SHORT TASK:
Are you able to retype all the records below exactly?

ENTRIES SUPPLIED:
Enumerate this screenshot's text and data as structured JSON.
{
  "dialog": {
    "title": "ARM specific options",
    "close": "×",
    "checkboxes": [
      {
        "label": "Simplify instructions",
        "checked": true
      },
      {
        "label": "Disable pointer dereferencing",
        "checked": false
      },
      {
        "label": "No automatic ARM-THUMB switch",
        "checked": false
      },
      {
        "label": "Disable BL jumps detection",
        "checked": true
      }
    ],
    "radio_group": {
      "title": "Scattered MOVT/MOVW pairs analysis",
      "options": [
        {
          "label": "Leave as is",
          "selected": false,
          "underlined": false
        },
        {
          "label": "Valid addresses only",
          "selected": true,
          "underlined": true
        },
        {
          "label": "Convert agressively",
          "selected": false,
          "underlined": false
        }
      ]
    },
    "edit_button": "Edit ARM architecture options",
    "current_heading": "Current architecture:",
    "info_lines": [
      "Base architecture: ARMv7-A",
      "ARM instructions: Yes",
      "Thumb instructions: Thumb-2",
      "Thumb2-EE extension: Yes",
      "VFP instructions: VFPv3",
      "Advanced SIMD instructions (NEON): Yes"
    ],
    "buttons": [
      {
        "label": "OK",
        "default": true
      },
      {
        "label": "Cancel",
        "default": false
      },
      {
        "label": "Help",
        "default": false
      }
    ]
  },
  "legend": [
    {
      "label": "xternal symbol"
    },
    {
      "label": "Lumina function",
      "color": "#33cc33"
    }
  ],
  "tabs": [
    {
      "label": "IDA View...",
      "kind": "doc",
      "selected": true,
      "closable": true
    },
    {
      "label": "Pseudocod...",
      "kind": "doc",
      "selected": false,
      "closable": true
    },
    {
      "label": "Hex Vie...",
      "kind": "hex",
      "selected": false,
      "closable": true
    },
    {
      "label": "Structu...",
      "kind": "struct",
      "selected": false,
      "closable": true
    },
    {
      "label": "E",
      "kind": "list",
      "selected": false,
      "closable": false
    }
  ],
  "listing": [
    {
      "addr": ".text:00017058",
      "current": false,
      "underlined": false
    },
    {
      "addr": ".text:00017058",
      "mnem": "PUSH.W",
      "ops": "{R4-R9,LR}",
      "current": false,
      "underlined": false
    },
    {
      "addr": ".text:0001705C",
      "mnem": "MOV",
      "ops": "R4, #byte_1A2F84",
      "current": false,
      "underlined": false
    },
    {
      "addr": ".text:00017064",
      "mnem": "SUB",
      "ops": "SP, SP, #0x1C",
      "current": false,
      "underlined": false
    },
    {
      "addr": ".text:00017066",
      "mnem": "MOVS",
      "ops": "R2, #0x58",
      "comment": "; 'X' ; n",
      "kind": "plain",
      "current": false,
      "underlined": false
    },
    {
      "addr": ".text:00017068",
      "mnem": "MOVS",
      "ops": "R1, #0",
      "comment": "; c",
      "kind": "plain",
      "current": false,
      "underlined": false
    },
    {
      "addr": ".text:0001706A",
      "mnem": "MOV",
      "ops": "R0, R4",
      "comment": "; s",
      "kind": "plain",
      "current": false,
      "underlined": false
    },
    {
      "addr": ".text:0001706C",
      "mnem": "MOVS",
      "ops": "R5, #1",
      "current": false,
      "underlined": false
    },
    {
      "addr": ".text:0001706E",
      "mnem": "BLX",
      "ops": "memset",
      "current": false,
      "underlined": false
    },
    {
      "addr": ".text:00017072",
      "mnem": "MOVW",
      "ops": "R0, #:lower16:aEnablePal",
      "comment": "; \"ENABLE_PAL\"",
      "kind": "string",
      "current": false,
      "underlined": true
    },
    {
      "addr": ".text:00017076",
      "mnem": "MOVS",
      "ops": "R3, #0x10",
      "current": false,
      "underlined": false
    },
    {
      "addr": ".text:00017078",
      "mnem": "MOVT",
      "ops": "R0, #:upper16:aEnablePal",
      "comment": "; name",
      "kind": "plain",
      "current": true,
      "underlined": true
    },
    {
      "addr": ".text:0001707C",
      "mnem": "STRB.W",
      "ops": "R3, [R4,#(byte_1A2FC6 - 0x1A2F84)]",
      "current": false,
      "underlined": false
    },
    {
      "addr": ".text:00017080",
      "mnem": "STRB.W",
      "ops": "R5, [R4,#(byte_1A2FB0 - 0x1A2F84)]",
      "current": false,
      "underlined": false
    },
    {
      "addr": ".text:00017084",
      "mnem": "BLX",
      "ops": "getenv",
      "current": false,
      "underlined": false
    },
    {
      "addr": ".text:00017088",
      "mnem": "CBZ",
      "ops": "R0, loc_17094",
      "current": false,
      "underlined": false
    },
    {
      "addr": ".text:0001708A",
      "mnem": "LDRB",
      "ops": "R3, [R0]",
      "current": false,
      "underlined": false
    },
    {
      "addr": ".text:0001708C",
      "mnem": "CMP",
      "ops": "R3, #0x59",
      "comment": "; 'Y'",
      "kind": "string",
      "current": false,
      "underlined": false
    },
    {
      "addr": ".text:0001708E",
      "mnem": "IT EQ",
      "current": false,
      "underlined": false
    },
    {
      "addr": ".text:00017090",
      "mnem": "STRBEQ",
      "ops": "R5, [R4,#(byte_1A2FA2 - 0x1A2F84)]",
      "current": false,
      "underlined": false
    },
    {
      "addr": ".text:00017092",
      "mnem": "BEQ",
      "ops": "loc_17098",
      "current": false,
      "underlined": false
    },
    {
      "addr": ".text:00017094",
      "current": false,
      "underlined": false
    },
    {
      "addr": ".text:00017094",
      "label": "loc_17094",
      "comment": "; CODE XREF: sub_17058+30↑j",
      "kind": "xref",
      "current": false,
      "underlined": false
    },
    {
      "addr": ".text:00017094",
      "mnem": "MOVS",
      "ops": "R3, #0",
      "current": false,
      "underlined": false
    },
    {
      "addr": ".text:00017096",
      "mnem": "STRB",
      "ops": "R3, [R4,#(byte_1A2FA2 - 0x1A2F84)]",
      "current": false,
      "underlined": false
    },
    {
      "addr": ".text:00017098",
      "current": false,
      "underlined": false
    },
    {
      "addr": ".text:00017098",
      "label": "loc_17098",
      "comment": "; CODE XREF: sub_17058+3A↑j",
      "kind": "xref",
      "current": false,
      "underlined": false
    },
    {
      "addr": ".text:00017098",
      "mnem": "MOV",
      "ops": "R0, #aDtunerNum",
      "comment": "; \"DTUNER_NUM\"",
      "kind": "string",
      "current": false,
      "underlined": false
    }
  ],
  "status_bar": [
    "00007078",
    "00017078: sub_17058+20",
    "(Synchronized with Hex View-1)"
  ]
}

WRITTEN SOLUTION:
Enumerate this screenshot's text and data as structured JSON.
{
  "dialog": {
    "title": "ARM specific options",
    "close": "×",
    "checkboxes": [
      {
        "label": "Simplify instructions",
        "checked": true
      },
      {
        "label": "Disable pointer dereferencing",
        "checked": false
      },
      {
        "label": "No automatic ARM-THUMB switch",
        "checked": false
      },
      {
        "label": "Disable BL jumps detection",
        "checked": true
      }
    ],
    "radio_group": {
      "title": "Scattered MOVT/MOVW pairs analysis",
      "options": [
        {
          "label": "Leave as is",
          "selected": false,
          "underlined": false
        },
        {
          "label": "Valid addresses only",
          "selected": true,
          "underlined": true
        },
        {
          "label": "Convert agressively",
          "selected": false,
          "underlined": false
        }
      ]
    },
    "edit_button": "Edit ARM architecture options",
    "current_heading": "Current architecture:",
    "info_lines": [
      "Base architecture: ARMv7-A",
      "ARM instructions: Yes",
      "Thumb instructions: Thumb-2",
      "Thumb2-EE extension: Yes",
      "VFP instructions: VFPv3",
      "Advanced SIMD instructions (NEON): Yes"
    ],
    "buttons": [
      {
        "label": "OK",
        "default": true
      },
      {
        "label": "Cancel",
        "default": false
      },
      {
        "label": "Help",
        "default": false
      }
    ]
  },
  "legend": [
    {
      "label": "xternal symbol"
    },
    {
      "label": "Lumina function",
      "color": "#33cc33"
    }
  ],
  "tabs": [
    {
      "label": "IDA View...",
      "kind": "doc",
      "selected": true,
      "closable": true
    },
    {
      "label": "Pseudocod...",
      "kind": "doc",
      "selected": false,
      "closable": true
    },
    {
      "label": "Hex Vie...",
      "kind": "hex",
      "selected": false,
      "closable": true
    },
    {
      "label": "Structu...",
      "kind": "struct",
      "selected": false,
      "closable": true
    },
    {
      "label": "E",
      "kind": "list",
      "selected": false,
      "closable": false
    }
  ],
  "listing": [
    {
      "addr": ".text:00017058",
      "current": false,
      "underlined": false
    },
    {
      "addr": ".text:00017058",
      "mnem": "PUSH.W",
      "ops": "{R4-R9,LR}",
      "current": false,
      "underlined": false
    },
    {
      "addr": ".text:0001705C",
      "mnem": "MOV",
      "ops": "R4, #byte_1A2F84",
      "current": false,
      "underlined": false
    },
    {
      "addr": ".text:00017064",
      "mnem": "SUB",
      "ops": "SP, SP, #0x1C",
      "current": false,
      "underlined": false
    },
    {
      "addr": ".text:00017066",
      "mnem": "MOVS",
      "ops": "R2, #0x58",
      "comment": "; 'X' ; n",
      "kind": "plain",
      "current": false,
      "underlined": false
    },
    {
      "addr": ".text:00017068",
      "mnem": "MOVS",
      "ops": "R1, #0",
      "comment": "; c",
      "kind": "plain",
      "current": false,
      "underlined": false
    },
    {
      "addr": ".text:0001706A",
      "mnem": "MOV",
      "ops": "R0, R4",
      "comment": "; s",
      "kind": "plain",
      "current": false,
      "underlined": false
    },
    {
      "addr": ".text:0001706C",
      "mnem": "MOVS",
      "ops": "R5, #1",
      "current": false,
      "underlined": false
    },
    {
      "addr": ".text:0001706E",
      "mnem": "BLX",
      "ops": "memset",
      "current": false,
      "underlined": false
    },
    {
      "addr": ".text:00017072",
      "mnem": "MOVW",
      "ops": "R0, #:lower16:aEnablePal",
      "comment": "; \"ENABLE_PAL\"",
      "kind": "string",
      "current": false,
      "underlined": true
    },
    {
      "addr": ".text:00017076",
      "mnem": "MOVS",
      "ops": "R3, #0x10",
      "current": false,
      "underlined": false
    },
    {
      "addr": ".text:00017078",
      "mnem": "MOVT",
      "ops": "R0, #:upper16:aEnablePal",
      "comment": "; name",
      "kind": "plain",
      "current": true,
      "underlined": true
    },
    {
      "addr": ".text:0001707C",
      "mnem": "STRB.W",
      "ops": "R3, [R4,#(byte_1A2FC6 - 0x1A2F84)]",
      "current": false,
      "underlined": false
    },
    {
      "addr": ".text:00017080",
      "mnem": "STRB.W",
      "ops": "R5, [R4,#(byte_1A2FB0 - 0x1A2F84)]",
      "current": false,
      "underlined": false
    },
    {
      "addr": ".text:00017084",
      "mnem": "BLX",
      "ops": "getenv",
      "current": false,
      "underlined": false
    },
    {
      "addr": ".text:00017088",
      "mnem": "CBZ",
      "ops": "R0, loc_17094",
      "current": false,
      "underlined": false
    },
    {
      "addr": ".text:0001708A",
      "mnem": "LDRB",
      "ops": "R3, [R0]",
      "current": false,
      "underlined": false
    },
    {
      "addr": ".text:0001708C",
      "mnem": "CMP",
      "ops": "R3, #0x59",
      "comment": "; 'Y'",
      "kind": "string",
      "current": false,
      "underlined": false
    },
    {
      "addr": ".text:0001708E",
      "mnem": "IT EQ",
      "current": false,
      "underlined": false
    },
    {
      "addr": ".text:00017090",
      "mnem": "STRBEQ",
      "ops": "R5, [R4,#(byte_1A2FA2 - 0x1A2F84)]",
      "current": false,
      "underlined": false
    },
    {
      "addr": ".text:00017092",
      "mnem": "BEQ",
      "ops": "loc_17098",
      "current": false,
      "underlined": false
    },
    {
      "addr": ".text:00017094",
      "current": false,
      "underlined": false
    },
    {
      "addr": ".text:00017094",
      "label": "loc_17094",
      "comment": "; CODE XREF: sub_17058+30↑j",
      "kind": "xref",
      "current": false,
      "underlined": false
    },
    {
      "addr": ".text:00017094",
      "mnem": "MOVS",
      "ops": "R3, #0",
      "current": false,
      "underlined": false
    },
    {
      "addr": ".text:00017096",
      "mnem": "STRB",
      "ops": "R3, [R4,#(byte_1A2FA2 - 0x1A2F84)]",
      "current": false,
      "underlined": false
    },
    {
      "addr": ".text:00017098",
      "current": false,
      "underlined": false
    },
    {
      "addr": ".text:00017098",
      "label": "loc_17098",
      "comment": "; CODE XREF: sub_17058+3A↑j",
      "kind": "xref",
      "current": false,
      "underlined": false
    },
    {
      "addr": ".text:00017098",
      "mnem": "MOV",
      "ops": "R0, #aDtunerNum",
      "comment": "; \"DTUNER_NUM\"",
      "kind": "string",
      "current": false,
      "underlined": false
    }
  ],
  "status_bar": [
    "00007078",
    "00017078: sub_17058+20",
    "(Synchronized with Hex View-1)"
  ]
}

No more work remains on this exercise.